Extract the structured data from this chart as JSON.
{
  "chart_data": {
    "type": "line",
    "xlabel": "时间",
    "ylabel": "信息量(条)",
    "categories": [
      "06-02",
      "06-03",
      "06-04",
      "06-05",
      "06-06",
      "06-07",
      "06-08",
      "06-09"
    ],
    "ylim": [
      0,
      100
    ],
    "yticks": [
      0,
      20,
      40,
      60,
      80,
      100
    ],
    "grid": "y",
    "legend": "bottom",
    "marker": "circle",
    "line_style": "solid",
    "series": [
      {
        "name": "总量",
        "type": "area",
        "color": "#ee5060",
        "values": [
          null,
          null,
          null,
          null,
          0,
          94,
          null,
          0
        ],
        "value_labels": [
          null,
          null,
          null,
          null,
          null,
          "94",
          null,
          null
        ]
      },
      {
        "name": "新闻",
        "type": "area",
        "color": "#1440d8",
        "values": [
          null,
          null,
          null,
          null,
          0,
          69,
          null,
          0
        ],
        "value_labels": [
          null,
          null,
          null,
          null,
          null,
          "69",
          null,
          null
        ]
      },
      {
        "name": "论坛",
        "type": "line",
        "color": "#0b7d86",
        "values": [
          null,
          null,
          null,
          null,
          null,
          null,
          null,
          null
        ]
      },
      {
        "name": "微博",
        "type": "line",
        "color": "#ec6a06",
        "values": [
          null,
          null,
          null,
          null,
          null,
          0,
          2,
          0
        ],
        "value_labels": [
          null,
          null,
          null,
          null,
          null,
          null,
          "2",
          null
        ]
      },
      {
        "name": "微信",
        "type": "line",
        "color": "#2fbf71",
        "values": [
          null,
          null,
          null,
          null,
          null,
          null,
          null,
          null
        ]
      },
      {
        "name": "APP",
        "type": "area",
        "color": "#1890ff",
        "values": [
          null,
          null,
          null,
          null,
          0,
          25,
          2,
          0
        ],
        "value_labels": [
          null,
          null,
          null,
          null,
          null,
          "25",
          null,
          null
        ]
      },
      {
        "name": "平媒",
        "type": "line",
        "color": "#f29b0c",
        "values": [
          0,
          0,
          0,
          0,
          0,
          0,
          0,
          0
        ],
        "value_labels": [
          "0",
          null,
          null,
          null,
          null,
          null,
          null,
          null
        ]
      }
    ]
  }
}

........

_Exercise description_
Set every line of the listing down word for word.

_Full answer_
Extract the structured data from this chart as JSON.
{
  "chart_data": {
    "type": "line",
    "xlabel": "时间",
    "ylabel": "信息量(条)",
    "categories": [
      "06-02",
      "06-03",
      "06-04",
      "06-05",
      "06-06",
      "06-07",
      "06-08",
      "06-09"
    ],
    "ylim": [
      0,
      100
    ],
    "yticks": [
      0,
      20,
      40,
      60,
      80,
      100
    ],
    "grid": "y",
    "legend": "bottom",
    "marker": "circle",
    "line_style": "solid",
    "series": [
      {
        "name": "总量",
        "type": "area",
        "color": "#ee5060",
        "values": [
          null,
          null,
          null,
          null,
          0,
          94,
          null,
          0
        ],
        "value_labels": [
          null,
          null,
          null,
          null,
          null,
          "94",
          null,
          null
        ]
      },
      {
        "name": "新闻",
        "type": "area",
        "color": "#1440d8",
        "values": [
          null,
          null,
          null,
          null,
          0,
          69,
          null,
          0
        ],
        "value_labels": [
          null,
          null,
          null,
          null,
          null,
          "69",
          null,
          null
        ]
      },
      {
        "name": "论坛",
        "type": "line",
        "color": "#0b7d86",
        "values": [
          null,
          null,
          null,
          null,
          null,
          null,
          null,
          null
        ]
      },
      {
        "name": "微博",
        "type": "line",
        "color": "#ec6a06",
        "values": [
          null,
          null,
          null,
          null,
          null,
          0,
          2,
          0
        ],
        "value_labels": [
          null,
          null,
          null,
          null,
          null,
          null,
          "2",
          null
        ]
      },
      {
        "name": "微信",
        "type": "line",
        "color": "#2fbf71",
        "values": [
          null,
          null,
          null,
          null,
          null,
          null,
          null,
          null
        ]
      },
      {
        "name": "APP",
        "type": "area",
        "color": "#1890ff",
        "values": [
          null,
          null,
          null,
          null,
          0,
          25,
          2,
          0
        ],
        "value_labels": [
          null,
          null,
          null,
          null,
          null,
          "25",
          null,
          null
        ]
      },
      {
        "name": "平媒",
        "type": "line",
        "color": "#f29b0c",
        "values": [
          0,
          0,
          0,
          0,
          0,
          0,
          0,
          0
        ],
        "value_labels": [
          "0",
          null,
          null,
          null,
          null,
          null,
          null,
          null
        ]
      }
    ]
  }
}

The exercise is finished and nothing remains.